Stored entries
━━━━━━━━━━━━━━━━━━━━━━━━━━━━━━

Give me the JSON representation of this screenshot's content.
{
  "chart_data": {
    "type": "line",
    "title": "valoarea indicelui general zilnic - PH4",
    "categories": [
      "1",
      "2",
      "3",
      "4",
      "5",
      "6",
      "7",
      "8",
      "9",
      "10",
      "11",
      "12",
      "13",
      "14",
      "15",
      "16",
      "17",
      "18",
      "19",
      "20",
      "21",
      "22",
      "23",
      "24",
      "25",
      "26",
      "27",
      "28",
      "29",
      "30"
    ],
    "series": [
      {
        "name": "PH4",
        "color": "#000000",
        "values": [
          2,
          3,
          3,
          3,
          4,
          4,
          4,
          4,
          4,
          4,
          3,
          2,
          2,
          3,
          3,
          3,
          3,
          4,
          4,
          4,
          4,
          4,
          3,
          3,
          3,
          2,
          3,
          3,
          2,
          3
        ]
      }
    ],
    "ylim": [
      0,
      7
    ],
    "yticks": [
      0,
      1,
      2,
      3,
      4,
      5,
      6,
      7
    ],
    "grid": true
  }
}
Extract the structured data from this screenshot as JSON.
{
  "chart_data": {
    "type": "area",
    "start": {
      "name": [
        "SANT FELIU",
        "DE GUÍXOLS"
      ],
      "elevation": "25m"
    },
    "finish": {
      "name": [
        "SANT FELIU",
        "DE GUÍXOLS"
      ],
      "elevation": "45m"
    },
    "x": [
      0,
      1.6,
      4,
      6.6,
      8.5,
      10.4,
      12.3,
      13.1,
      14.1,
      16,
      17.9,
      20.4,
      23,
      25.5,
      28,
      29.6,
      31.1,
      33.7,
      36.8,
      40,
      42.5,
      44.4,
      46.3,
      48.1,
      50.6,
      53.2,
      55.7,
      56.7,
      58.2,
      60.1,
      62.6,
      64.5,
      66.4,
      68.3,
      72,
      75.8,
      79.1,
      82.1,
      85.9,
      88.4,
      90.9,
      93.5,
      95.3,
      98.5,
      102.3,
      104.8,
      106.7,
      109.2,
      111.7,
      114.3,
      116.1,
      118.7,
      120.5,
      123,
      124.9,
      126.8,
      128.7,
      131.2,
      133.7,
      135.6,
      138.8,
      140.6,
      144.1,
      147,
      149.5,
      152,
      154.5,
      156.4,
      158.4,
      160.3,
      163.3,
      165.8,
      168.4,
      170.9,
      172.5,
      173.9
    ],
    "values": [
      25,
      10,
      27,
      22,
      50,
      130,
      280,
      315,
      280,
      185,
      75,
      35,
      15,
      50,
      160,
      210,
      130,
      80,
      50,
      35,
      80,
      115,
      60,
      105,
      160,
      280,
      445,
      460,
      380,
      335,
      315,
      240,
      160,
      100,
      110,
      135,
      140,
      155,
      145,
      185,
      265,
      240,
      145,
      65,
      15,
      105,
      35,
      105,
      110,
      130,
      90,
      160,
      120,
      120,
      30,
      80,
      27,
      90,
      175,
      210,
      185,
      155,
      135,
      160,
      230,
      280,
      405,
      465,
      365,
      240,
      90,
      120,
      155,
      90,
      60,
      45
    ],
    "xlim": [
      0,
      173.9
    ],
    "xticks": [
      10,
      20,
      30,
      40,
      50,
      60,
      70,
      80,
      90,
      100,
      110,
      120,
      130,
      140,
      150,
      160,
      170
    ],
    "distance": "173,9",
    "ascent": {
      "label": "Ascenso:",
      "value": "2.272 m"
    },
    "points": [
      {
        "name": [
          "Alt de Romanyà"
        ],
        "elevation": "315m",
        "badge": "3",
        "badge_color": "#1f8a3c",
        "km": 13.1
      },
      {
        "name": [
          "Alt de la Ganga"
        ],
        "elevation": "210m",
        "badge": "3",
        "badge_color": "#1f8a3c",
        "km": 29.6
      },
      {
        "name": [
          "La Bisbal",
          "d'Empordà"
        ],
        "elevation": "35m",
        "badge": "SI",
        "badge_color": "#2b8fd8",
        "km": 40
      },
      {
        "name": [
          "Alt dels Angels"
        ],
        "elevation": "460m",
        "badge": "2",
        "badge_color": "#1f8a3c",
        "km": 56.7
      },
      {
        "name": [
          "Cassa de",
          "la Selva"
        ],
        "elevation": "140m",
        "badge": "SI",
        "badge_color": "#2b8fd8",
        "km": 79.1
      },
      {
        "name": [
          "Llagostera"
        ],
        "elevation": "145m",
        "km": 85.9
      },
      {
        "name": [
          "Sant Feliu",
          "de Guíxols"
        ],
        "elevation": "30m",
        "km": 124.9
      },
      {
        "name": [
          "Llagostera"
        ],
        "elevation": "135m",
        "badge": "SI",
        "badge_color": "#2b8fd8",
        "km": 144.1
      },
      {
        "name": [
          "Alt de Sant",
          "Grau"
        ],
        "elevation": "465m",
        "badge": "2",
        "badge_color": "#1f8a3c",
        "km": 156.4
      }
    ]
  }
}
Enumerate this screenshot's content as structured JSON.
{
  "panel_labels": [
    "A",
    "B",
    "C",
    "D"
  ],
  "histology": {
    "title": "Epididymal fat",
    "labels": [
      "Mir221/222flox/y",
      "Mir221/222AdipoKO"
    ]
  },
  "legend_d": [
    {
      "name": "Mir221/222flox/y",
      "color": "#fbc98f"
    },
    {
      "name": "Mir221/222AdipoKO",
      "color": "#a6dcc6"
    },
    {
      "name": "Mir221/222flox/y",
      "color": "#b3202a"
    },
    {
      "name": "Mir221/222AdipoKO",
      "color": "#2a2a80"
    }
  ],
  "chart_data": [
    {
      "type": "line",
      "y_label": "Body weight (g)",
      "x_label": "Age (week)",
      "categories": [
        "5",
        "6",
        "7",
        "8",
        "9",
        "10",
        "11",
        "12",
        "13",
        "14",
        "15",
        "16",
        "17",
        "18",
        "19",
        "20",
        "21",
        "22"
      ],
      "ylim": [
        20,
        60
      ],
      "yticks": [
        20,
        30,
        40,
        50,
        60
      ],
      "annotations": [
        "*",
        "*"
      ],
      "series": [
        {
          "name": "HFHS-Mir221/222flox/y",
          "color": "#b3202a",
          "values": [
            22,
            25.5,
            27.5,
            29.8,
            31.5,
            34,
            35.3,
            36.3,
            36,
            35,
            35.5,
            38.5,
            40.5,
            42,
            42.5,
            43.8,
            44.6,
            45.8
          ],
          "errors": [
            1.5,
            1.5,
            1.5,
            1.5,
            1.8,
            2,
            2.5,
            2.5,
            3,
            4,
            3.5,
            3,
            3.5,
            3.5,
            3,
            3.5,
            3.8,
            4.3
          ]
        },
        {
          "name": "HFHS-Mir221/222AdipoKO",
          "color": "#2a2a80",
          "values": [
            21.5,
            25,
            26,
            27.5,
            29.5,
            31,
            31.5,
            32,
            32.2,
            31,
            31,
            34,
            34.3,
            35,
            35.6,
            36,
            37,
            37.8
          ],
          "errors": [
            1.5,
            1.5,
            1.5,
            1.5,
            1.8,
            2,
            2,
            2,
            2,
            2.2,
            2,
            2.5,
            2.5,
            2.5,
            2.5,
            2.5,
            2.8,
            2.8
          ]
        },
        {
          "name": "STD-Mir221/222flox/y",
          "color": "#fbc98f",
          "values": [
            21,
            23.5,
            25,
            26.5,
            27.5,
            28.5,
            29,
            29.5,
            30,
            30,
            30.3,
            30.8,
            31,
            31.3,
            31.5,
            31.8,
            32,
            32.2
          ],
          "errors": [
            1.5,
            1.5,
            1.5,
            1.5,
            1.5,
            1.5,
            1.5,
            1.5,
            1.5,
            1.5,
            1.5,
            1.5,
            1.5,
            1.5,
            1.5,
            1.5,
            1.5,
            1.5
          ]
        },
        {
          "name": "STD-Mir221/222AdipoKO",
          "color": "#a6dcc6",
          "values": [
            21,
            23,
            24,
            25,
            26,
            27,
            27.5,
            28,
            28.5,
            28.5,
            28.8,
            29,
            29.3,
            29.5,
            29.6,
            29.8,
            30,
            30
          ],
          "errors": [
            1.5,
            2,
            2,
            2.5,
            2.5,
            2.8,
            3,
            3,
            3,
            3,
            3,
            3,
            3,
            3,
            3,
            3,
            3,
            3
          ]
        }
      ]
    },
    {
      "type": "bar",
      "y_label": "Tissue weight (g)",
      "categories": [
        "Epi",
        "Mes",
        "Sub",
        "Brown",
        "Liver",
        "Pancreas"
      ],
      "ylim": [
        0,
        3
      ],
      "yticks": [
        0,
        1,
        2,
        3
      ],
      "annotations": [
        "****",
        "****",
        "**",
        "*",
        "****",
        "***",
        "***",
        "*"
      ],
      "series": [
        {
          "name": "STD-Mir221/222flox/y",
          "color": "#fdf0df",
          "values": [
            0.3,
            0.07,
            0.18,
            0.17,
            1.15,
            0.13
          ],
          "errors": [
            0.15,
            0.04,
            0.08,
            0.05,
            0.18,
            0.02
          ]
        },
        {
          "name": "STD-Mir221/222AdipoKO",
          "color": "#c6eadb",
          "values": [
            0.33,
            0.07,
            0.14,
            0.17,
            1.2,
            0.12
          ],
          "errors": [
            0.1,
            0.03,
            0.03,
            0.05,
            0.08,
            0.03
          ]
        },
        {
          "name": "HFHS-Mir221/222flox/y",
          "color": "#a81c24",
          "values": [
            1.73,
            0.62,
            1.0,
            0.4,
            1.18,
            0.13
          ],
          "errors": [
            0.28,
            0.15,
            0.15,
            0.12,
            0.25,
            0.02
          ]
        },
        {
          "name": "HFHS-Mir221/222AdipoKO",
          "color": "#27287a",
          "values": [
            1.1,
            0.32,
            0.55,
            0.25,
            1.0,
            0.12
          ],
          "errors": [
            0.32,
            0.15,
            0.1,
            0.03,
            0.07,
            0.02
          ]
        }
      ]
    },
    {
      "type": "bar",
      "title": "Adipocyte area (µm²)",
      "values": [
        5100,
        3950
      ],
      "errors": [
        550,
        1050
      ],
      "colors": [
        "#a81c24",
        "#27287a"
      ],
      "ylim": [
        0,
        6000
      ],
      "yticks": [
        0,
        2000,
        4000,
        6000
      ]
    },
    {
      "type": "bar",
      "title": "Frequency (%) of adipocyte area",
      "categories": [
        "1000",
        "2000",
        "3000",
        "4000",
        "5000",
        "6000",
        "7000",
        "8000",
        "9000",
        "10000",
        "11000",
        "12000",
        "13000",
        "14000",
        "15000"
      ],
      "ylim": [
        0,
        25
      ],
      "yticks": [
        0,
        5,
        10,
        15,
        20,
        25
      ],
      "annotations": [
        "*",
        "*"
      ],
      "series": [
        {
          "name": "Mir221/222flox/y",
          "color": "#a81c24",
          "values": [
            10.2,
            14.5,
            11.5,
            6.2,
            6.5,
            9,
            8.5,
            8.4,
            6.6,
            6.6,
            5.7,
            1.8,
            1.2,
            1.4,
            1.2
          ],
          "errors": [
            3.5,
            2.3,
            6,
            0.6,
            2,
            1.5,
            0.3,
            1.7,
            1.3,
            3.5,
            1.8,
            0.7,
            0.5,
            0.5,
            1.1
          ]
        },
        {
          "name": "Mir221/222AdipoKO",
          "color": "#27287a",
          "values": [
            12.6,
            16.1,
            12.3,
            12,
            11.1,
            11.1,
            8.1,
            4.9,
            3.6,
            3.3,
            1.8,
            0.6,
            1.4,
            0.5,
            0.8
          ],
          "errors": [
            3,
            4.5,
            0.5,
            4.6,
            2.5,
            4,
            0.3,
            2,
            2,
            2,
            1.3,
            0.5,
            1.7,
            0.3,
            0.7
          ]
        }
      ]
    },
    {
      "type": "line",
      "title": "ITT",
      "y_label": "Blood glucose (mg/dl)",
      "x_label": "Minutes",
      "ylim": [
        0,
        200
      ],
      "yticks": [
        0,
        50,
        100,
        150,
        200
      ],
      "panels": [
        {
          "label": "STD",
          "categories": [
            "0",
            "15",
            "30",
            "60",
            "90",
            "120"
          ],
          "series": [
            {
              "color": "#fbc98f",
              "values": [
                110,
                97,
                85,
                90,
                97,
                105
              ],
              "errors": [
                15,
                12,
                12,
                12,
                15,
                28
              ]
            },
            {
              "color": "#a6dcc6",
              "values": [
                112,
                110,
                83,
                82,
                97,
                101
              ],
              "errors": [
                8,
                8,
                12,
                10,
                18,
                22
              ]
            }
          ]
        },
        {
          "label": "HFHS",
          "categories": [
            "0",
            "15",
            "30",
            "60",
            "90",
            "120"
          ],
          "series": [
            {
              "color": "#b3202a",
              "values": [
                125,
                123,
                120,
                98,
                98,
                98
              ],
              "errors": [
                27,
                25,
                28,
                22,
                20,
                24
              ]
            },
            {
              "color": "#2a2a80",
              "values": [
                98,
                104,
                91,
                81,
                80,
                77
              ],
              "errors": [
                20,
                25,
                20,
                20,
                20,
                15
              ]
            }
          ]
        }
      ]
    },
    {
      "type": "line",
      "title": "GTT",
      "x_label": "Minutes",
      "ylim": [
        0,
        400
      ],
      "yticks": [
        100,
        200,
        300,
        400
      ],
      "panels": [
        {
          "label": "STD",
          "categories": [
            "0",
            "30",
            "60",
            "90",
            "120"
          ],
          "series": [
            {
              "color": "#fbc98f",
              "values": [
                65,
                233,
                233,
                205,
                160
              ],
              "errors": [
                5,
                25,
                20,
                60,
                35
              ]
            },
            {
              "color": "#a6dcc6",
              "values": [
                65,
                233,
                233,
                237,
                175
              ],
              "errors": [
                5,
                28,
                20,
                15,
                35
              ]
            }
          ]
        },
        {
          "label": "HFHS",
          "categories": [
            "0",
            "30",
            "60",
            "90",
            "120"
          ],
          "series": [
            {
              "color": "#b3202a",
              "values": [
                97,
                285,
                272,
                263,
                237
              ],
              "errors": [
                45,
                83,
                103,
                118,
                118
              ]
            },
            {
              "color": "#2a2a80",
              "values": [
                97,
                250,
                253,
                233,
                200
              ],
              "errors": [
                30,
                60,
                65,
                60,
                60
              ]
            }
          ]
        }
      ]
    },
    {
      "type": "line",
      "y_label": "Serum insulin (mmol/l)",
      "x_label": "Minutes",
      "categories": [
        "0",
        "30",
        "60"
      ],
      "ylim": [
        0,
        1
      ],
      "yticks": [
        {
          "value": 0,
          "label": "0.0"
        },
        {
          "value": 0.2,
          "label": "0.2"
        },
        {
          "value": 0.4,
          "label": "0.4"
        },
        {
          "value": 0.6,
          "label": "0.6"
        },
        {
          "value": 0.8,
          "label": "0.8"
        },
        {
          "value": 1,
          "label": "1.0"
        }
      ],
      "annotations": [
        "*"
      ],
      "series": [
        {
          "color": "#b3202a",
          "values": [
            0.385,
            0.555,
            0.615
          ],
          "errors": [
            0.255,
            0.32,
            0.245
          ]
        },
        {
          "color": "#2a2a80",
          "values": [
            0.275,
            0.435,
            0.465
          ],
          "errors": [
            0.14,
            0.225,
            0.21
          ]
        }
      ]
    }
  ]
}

━━━━━━━━━━━━━━━━━━━━━━━━━━━━━━

CHALLENGE.
Search the entries for the word "screenshot", then list each line that holds it.

EXERCISE RESPONSE.
Give me the JSON representation of this screenshot's content.
Extract the structured data from this screenshot as JSON.
Enumerate this screenshot's content as structured JSON.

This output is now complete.